• Task details: Reproduce the complete listing without any deviation.

• Input for this task:

===

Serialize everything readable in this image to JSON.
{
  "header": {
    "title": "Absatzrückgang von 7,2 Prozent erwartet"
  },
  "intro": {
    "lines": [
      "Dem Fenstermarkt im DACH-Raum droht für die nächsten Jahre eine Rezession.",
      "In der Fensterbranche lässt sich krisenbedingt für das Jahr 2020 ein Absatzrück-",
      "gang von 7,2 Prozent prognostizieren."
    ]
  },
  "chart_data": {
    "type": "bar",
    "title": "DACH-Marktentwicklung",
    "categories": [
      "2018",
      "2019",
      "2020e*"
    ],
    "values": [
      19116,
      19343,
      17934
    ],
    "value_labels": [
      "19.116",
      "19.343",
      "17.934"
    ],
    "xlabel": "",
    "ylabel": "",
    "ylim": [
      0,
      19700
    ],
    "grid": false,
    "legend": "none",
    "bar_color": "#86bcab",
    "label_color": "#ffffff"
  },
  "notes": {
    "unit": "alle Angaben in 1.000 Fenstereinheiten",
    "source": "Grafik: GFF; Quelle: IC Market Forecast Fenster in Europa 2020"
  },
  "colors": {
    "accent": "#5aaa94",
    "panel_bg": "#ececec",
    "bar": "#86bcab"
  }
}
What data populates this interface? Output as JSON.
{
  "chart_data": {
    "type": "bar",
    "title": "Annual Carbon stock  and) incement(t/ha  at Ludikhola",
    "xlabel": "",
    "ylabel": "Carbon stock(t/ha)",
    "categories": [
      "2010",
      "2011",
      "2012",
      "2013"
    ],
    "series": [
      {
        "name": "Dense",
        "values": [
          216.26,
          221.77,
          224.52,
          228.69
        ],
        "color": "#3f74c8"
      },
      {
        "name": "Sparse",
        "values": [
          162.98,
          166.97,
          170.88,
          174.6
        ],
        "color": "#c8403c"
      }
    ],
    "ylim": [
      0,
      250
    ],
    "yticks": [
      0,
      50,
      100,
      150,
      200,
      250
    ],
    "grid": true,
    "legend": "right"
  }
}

===

• Finished exercise:
Serialize everything readable in this image to JSON.
{
  "header": {
    "title": "Absatzrückgang von 7,2 Prozent erwartet"
  },
  "intro": {
    "lines": [
      "Dem Fenstermarkt im DACH-Raum droht für die nächsten Jahre eine Rezession.",
      "In der Fensterbranche lässt sich krisenbedingt für das Jahr 2020 ein Absatzrück-",
      "gang von 7,2 Prozent prognostizieren."
    ]
  },
  "chart_data": {
    "type": "bar",
    "title": "DACH-Marktentwicklung",
    "categories": [
      "2018",
      "2019",
      "2020e*"
    ],
    "values": [
      19116,
      19343,
      17934
    ],
    "value_labels": [
      "19.116",
      "19.343",
      "17.934"
    ],
    "xlabel": "",
    "ylabel": "",
    "ylim": [
      0,
      19700
    ],
    "grid": false,
    "legend": "none",
    "bar_color": "#86bcab",
    "label_color": "#ffffff"
  },
  "notes": {
    "unit": "alle Angaben in 1.000 Fenstereinheiten",
    "source": "Grafik: GFF; Quelle: IC Market Forecast Fenster in Europa 2020"
  },
  "colors": {
    "accent": "#5aaa94",
    "panel_bg": "#ececec",
    "bar": "#86bcab"
  }
}
What data populates this interface? Output as JSON.
{
  "chart_data": {
    "type": "bar",
    "title": "Annual Carbon stock  and) incement(t/ha  at Ludikhola",
    "xlabel": "",
    "ylabel": "Carbon stock(t/ha)",
    "categories": [
      "2010",
      "2011",
      "2012",
      "2013"
    ],
    "series": [
      {
        "name": "Dense",
        "values": [
          216.26,
          221.77,
          224.52,
          228.69
        ],
        "color": "#3f74c8"
      },
      {
        "name": "Sparse",
        "values": [
          162.98,
          166.97,
          170.88,
          174.6
        ],
        "color": "#c8403c"
      }
    ],
    "ylim": [
      0,
      250
    ],
    "yticks": [
      0,
      50,
      100,
      150,
      200,
      250
    ],
    "grid": true,
    "legend": "right"
  }
}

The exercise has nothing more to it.